Wherever "JSON" appears in a line, list that line.

▶ **Entries with figure data**:
-=-=-

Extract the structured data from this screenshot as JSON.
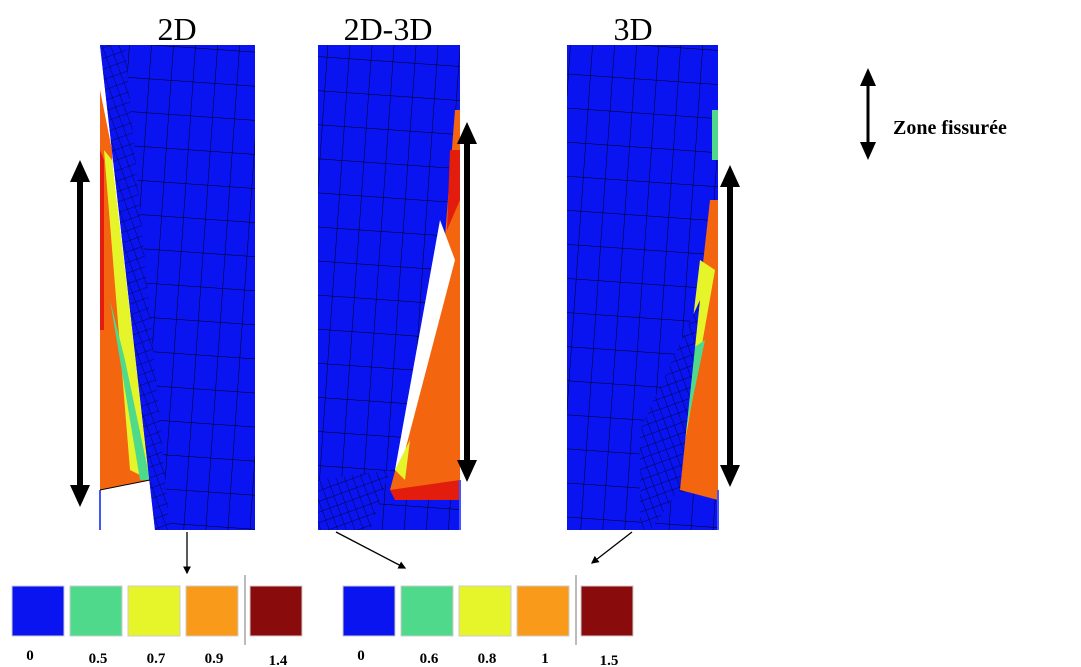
{
  "panels": [
    {
      "title": "2D"
    },
    {
      "title": "2D-3D"
    },
    {
      "title": "3D"
    }
  ],
  "annotation": "Zone fissurée",
  "legends": [
    {
      "items": [
        {
          "label": "0",
          "color": "#0a14f0"
        },
        {
          "label": "0.5",
          "color": "#4fd98a"
        },
        {
          "label": "0.7",
          "color": "#e6f52a"
        },
        {
          "label": "0.9",
          "color": "#f99a1a"
        },
        {
          "label": "1.4",
          "color": "#8a0b0b"
        }
      ]
    },
    {
      "items": [
        {
          "label": "0",
          "color": "#0a14f0"
        },
        {
          "label": "0.6",
          "color": "#4fd98a"
        },
        {
          "label": "0.8",
          "color": "#e6f52a"
        },
        {
          "label": "1",
          "color": "#f99a1a"
        },
        {
          "label": "1.5",
          "color": "#8a0b0b"
        }
      ]
    }
  ]
}
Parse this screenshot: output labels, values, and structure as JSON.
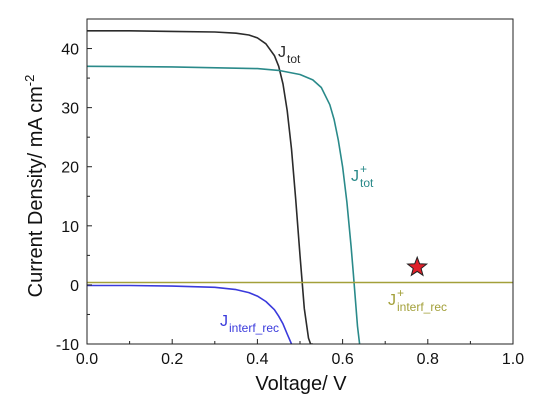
{
  "chart_data": {
    "type": "line",
    "xlabel": "Voltage/ V",
    "ylabel": "Current Density/ mA cm",
    "ylabel_sup": "-2",
    "xlim": [
      0.0,
      1.0
    ],
    "ylim": [
      -10,
      45
    ],
    "x_ticks": [
      "0.0",
      "0.2",
      "0.4",
      "0.6",
      "0.8",
      "1.0"
    ],
    "y_ticks": [
      "-10",
      "0",
      "10",
      "20",
      "30",
      "40"
    ],
    "grid": false,
    "legend": "none",
    "series": [
      {
        "label_main": "J",
        "label_sup": "",
        "label_sub": "tot",
        "color": "#2b2b2b",
        "x": [
          0.0,
          0.1,
          0.2,
          0.3,
          0.35,
          0.38,
          0.4,
          0.42,
          0.44,
          0.45,
          0.46,
          0.47,
          0.48,
          0.49,
          0.5,
          0.51,
          0.52,
          0.525,
          0.53
        ],
        "y": [
          43.0,
          43.0,
          42.9,
          42.8,
          42.6,
          42.3,
          41.8,
          40.8,
          38.8,
          37.0,
          34.0,
          29.5,
          23.0,
          14.5,
          5.0,
          -4.0,
          -9.0,
          -10.0,
          -10.0
        ]
      },
      {
        "label_main": "J",
        "label_sup": "+",
        "label_sub": "tot",
        "color": "#2a8a8a",
        "x": [
          0.0,
          0.2,
          0.4,
          0.45,
          0.5,
          0.53,
          0.55,
          0.57,
          0.58,
          0.59,
          0.6,
          0.61,
          0.62,
          0.625,
          0.63,
          0.635,
          0.64
        ],
        "y": [
          37.0,
          36.9,
          36.6,
          36.3,
          35.6,
          34.7,
          33.4,
          30.5,
          28.0,
          24.5,
          20.0,
          14.0,
          6.5,
          2.0,
          -2.5,
          -7.0,
          -10.0
        ]
      },
      {
        "label_main": "J",
        "label_sup": "",
        "label_sub": "interf_rec",
        "color": "#3a3adc",
        "x": [
          0.0,
          0.1,
          0.2,
          0.3,
          0.35,
          0.38,
          0.4,
          0.42,
          0.44,
          0.45,
          0.46,
          0.47,
          0.48
        ],
        "y": [
          -0.1,
          -0.1,
          -0.2,
          -0.4,
          -0.8,
          -1.3,
          -1.9,
          -2.8,
          -4.2,
          -5.3,
          -6.6,
          -8.3,
          -10.0
        ]
      },
      {
        "label_main": "J",
        "label_sup": "+",
        "label_sub": "interf_rec",
        "color": "#a3a03a",
        "x": [
          0.0,
          1.0
        ],
        "y": [
          0.4,
          0.4
        ]
      }
    ],
    "markers": [
      {
        "shape": "star",
        "x": 0.775,
        "y": 3.0,
        "fill": "#e0202a",
        "stroke": "#222222"
      }
    ]
  }
}
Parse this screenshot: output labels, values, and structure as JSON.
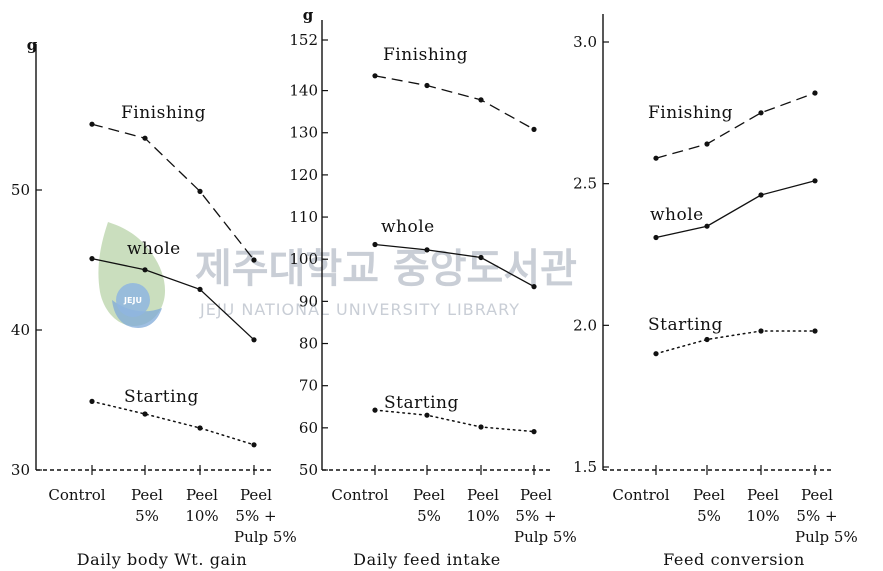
{
  "watermark": {
    "korean": "제주대학교 중앙도서관",
    "english": "JEJU NATIONAL UNIVERSITY LIBRARY",
    "seal": "JEJU"
  },
  "colors": {
    "ink": "#111111",
    "watermark": "#c9ced6"
  },
  "chart_data": [
    {
      "type": "line",
      "title": "",
      "caption": "Daily body Wt. gain",
      "unit": "g",
      "xlabel": "",
      "ylabel": "",
      "ylim": [
        30,
        60
      ],
      "yticks": [
        30,
        40,
        50
      ],
      "ytick_labels": [
        "30",
        "40",
        "50"
      ],
      "categories": [
        [
          "Control"
        ],
        [
          "Peel",
          "5%"
        ],
        [
          "Peel",
          "10%"
        ],
        [
          "Peel",
          "5% +",
          "Pulp 5%"
        ]
      ],
      "series": [
        {
          "name": "Finishing",
          "style": "dashed",
          "values": [
            54.7,
            53.7,
            49.9,
            45.0
          ]
        },
        {
          "name": "whole",
          "style": "solid",
          "values": [
            45.1,
            44.3,
            42.9,
            39.3
          ]
        },
        {
          "name": "Starting",
          "style": "dotted",
          "values": [
            34.9,
            34.0,
            33.0,
            31.8
          ]
        }
      ]
    },
    {
      "type": "line",
      "title": "",
      "caption": "Daily feed intake",
      "unit": "g",
      "xlabel": "",
      "ylabel": "",
      "ylim": [
        50,
        155
      ],
      "yticks": [
        50,
        60,
        70,
        80,
        90,
        100,
        110,
        120,
        130,
        140,
        152
      ],
      "ytick_labels": [
        "50",
        "60",
        "70",
        "80",
        "90",
        "100",
        "110",
        "120",
        "130",
        "140",
        "152"
      ],
      "categories": [
        [
          "Control"
        ],
        [
          "Peel",
          "5%"
        ],
        [
          "Peel",
          "10%"
        ],
        [
          "Peel",
          "5% +",
          "Pulp 5%"
        ]
      ],
      "series": [
        {
          "name": "Finishing",
          "style": "dashed",
          "values": [
            143.5,
            141.2,
            137.8,
            130.8
          ]
        },
        {
          "name": "whole",
          "style": "solid",
          "values": [
            103.5,
            102.2,
            100.4,
            93.5
          ]
        },
        {
          "name": "Starting",
          "style": "dotted",
          "values": [
            64.2,
            63.0,
            60.2,
            59.1
          ]
        }
      ]
    },
    {
      "type": "line",
      "title": "",
      "caption": "Feed conversion",
      "unit": "",
      "xlabel": "",
      "ylabel": "",
      "ylim": [
        1.5,
        3.1
      ],
      "yticks": [
        1.5,
        2.0,
        2.5,
        3.0
      ],
      "ytick_labels": [
        "1.5",
        "2.0",
        "2.5",
        "3.0"
      ],
      "categories": [
        [
          "Control"
        ],
        [
          "Peel",
          "5%"
        ],
        [
          "Peel",
          "10%"
        ],
        [
          "Peel",
          "5% +",
          "Pulp 5%"
        ]
      ],
      "series": [
        {
          "name": "Finishing",
          "style": "dashed",
          "values": [
            2.59,
            2.64,
            2.75,
            2.82
          ]
        },
        {
          "name": "whole",
          "style": "solid",
          "values": [
            2.31,
            2.35,
            2.46,
            2.51
          ]
        },
        {
          "name": "Starting",
          "style": "dotted",
          "values": [
            1.9,
            1.95,
            1.98,
            1.98
          ]
        }
      ]
    }
  ]
}
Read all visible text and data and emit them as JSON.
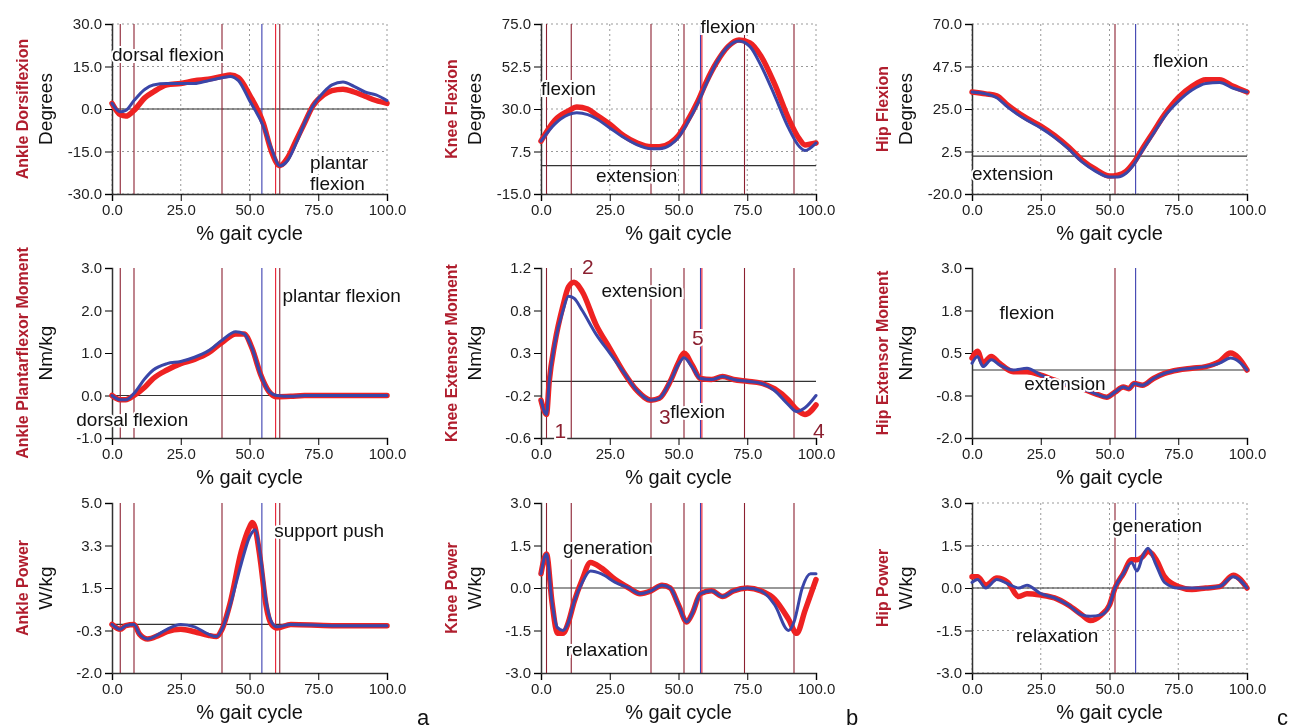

-=-=-

▶ **Solution to this task**:
Extract the structured data from this screenshot as JSON.
Parse this screenshot: output labels, values, and structure as JSON.
Parse this screenshot: output labels, values, and structure as JSON.
Read all visible text and data and emit them as JSON.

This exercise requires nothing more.